> **BRIEF**: Only the run of lines from the one containing "What's the underlying" through the last line should be returned, exactly as written.

#### DATA FOR THIS EXERCISE ####

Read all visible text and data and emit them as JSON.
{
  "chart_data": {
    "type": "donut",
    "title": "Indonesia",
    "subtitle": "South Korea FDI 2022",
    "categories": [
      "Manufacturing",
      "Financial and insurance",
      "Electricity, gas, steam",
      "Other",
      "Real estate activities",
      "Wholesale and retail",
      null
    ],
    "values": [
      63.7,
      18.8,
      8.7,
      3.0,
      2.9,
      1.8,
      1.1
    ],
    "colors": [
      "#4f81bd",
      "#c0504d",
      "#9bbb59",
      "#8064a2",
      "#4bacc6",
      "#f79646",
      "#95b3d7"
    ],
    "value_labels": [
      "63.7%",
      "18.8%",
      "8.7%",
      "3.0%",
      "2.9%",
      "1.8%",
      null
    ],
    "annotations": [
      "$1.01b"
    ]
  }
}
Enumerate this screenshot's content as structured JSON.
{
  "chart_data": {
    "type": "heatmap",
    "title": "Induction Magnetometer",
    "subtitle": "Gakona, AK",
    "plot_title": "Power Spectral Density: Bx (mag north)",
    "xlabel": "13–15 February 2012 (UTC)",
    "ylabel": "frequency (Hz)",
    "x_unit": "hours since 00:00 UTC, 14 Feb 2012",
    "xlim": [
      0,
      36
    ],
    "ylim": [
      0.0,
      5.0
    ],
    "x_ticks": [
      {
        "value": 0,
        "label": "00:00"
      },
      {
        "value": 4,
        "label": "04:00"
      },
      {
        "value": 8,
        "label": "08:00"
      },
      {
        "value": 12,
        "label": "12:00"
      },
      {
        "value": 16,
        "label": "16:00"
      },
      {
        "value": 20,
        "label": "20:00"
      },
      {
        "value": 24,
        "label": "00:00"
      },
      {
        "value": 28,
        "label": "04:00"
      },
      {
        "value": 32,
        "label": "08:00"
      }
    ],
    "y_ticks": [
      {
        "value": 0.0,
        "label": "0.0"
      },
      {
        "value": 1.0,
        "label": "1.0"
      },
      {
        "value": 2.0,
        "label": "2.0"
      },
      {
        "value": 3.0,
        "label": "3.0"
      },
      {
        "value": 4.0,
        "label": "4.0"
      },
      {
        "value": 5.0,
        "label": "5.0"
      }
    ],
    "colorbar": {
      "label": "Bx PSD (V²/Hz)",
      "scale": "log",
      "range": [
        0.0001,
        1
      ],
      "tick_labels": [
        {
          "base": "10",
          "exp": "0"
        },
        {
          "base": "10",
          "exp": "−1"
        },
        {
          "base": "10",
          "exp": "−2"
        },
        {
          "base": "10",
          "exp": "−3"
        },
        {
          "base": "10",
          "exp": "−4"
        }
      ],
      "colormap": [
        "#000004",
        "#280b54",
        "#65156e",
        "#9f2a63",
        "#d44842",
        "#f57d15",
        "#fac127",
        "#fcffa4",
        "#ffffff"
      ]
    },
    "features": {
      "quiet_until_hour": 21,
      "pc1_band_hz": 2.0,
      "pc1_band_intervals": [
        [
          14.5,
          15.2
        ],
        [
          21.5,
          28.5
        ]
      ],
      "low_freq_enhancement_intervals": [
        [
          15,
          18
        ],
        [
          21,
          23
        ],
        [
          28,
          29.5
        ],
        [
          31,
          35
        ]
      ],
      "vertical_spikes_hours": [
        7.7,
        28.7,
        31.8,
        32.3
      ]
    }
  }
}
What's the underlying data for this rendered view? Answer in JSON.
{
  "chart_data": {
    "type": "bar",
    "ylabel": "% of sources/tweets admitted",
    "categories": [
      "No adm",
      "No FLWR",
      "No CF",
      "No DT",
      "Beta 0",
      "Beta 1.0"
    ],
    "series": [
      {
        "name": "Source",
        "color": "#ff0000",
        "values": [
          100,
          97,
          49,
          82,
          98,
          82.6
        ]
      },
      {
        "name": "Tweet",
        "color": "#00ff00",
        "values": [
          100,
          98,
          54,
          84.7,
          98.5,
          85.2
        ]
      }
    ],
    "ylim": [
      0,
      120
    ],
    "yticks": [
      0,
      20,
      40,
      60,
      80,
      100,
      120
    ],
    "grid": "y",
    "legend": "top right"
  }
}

####

> **RESULT OF THIS EXERCISE**:
What's the underlying data for this rendered view? Answer in JSON.
{
  "chart_data": {
    "type": "bar",
    "ylabel": "% of sources/tweets admitted",
    "categories": [
      "No adm",
      "No FLWR",
      "No CF",
      "No DT",
      "Beta 0",
      "Beta 1.0"
    ],
    "series": [
      {
        "name": "Source",
        "color": "#ff0000",
        "values": [
          100,
          97,
          49,
          82,
          98,
          82.6
        ]
      },
      {
        "name": "Tweet",
        "color": "#00ff00",
        "values": [
          100,
          98,
          54,
          84.7,
          98.5,
          85.2
        ]
      }
    ],
    "ylim": [
      0,
      120
    ],
    "yticks": [
      0,
      20,
      40,
      60,
      80,
      100,
      120
    ],
    "grid": "y",
    "legend": "top right"
  }
}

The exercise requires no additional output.